▶ [SHORT PROBLEM] List each line in which the string "model" appears.

BEGIN RECORD EXTRACTS

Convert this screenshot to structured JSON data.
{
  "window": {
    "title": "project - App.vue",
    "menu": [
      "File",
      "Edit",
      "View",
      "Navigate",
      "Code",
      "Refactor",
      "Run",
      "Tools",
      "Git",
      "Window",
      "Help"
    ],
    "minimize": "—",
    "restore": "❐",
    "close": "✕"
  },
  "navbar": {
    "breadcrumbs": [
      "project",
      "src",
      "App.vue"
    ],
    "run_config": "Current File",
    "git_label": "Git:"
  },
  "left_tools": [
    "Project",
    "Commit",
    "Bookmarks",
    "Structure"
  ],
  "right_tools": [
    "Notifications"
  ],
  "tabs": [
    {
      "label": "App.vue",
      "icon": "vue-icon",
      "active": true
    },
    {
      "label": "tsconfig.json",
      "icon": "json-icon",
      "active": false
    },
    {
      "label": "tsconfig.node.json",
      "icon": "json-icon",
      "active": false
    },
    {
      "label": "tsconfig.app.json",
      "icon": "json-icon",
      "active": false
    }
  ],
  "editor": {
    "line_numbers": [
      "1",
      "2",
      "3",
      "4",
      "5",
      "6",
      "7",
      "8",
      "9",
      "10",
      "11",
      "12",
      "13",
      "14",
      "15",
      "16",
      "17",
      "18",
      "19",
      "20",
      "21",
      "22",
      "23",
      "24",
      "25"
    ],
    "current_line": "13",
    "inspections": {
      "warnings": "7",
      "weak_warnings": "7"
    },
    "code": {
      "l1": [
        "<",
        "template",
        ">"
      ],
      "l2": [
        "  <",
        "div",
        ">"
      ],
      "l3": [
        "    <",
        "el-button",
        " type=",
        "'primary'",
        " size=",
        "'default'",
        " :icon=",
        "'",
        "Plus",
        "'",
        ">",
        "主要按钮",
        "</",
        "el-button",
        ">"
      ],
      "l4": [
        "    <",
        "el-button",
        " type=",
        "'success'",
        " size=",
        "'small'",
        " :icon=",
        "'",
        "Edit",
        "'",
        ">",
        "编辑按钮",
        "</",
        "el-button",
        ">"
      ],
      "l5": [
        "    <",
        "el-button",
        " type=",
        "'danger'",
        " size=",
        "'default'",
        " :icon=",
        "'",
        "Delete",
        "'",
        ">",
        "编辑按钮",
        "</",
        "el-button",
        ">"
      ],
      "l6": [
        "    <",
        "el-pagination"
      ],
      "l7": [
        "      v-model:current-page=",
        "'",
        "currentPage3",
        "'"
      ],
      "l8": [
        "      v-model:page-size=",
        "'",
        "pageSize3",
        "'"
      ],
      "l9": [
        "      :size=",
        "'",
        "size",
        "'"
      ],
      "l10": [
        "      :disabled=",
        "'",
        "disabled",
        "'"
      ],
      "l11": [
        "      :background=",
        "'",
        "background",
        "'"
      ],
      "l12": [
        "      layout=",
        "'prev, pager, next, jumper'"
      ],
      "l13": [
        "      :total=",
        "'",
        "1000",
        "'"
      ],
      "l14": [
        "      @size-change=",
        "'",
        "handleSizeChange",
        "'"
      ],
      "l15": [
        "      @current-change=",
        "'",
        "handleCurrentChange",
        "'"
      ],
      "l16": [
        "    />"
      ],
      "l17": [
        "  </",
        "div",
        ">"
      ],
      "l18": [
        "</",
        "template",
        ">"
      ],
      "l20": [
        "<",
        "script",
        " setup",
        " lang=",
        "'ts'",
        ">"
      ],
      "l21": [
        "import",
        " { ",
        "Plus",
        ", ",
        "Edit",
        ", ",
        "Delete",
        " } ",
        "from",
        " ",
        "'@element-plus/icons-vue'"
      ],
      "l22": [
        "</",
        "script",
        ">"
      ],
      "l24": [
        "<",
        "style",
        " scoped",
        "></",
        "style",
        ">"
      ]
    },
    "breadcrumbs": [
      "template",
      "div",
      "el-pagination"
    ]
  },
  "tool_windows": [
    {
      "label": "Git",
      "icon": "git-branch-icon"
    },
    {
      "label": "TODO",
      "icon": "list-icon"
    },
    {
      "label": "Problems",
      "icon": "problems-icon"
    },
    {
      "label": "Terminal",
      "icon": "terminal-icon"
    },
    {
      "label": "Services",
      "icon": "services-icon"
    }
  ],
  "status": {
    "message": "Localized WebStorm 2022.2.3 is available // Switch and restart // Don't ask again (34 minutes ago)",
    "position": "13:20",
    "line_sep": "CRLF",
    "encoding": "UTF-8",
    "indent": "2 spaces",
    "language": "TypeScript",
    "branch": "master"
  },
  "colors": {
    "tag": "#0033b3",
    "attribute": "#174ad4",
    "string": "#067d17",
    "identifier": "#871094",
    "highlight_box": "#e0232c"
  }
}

END RECORD EXTRACTS

▶ [WRITTEN RESPONSE]
        "      v-model:current-page=",
        "      v-model:page-size=",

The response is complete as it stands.